▸ **Saved data entries**:

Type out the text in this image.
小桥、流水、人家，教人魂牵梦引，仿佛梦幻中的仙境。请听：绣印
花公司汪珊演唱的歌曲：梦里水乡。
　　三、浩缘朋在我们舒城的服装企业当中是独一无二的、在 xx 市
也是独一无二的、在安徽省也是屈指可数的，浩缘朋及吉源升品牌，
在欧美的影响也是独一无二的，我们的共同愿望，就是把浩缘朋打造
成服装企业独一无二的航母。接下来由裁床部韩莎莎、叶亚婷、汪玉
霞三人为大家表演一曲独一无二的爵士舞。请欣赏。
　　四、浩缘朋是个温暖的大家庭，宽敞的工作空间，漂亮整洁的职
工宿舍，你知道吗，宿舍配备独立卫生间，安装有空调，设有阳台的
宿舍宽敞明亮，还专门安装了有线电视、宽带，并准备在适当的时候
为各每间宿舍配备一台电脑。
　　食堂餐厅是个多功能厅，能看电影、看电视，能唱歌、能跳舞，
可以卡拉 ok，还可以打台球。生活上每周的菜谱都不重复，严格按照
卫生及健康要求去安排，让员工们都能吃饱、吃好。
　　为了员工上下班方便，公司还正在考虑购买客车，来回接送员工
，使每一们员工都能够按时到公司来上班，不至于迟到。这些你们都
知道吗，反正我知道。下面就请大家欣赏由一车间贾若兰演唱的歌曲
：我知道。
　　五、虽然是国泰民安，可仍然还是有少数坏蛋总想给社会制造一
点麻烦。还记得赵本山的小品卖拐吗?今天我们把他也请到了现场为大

▸ **Requirements**:
Reproduce the complete set of lines precisely as supplied.

▸ **Exercise result**:
Type out the text in this image.
小桥、流水、人家，教人魂牵梦引，仿佛梦幻中的仙境。请听：绣印
花公司汪珊演唱的歌曲：梦里水乡。
　　三、浩缘朋在我们舒城的服装企业当中是独一无二的、在 xx 市
也是独一无二的、在安徽省也是屈指可数的，浩缘朋及吉源升品牌，
在欧美的影响也是独一无二的，我们的共同愿望，就是把浩缘朋打造
成服装企业独一无二的航母。接下来由裁床部韩莎莎、叶亚婷、汪玉
霞三人为大家表演一曲独一无二的爵士舞。请欣赏。
　　四、浩缘朋是个温暖的大家庭，宽敞的工作空间，漂亮整洁的职
工宿舍，你知道吗，宿舍配备独立卫生间，安装有空调，设有阳台的
宿舍宽敞明亮，还专门安装了有线电视、宽带，并准备在适当的时候
为各每间宿舍配备一台电脑。
　　食堂餐厅是个多功能厅，能看电影、看电视，能唱歌、能跳舞，
可以卡拉 ok，还可以打台球。生活上每周的菜谱都不重复，严格按照
卫生及健康要求去安排，让员工们都能吃饱、吃好。
　　为了员工上下班方便，公司还正在考虑购买客车，来回接送员工
，使每一们员工都能够按时到公司来上班，不至于迟到。这些你们都
知道吗，反正我知道。下面就请大家欣赏由一车间贾若兰演唱的歌曲
：我知道。
　　五、虽然是国泰民安，可仍然还是有少数坏蛋总想给社会制造一
点麻烦。还记得赵本山的小品卖拐吗?今天我们把他也请到了现场为大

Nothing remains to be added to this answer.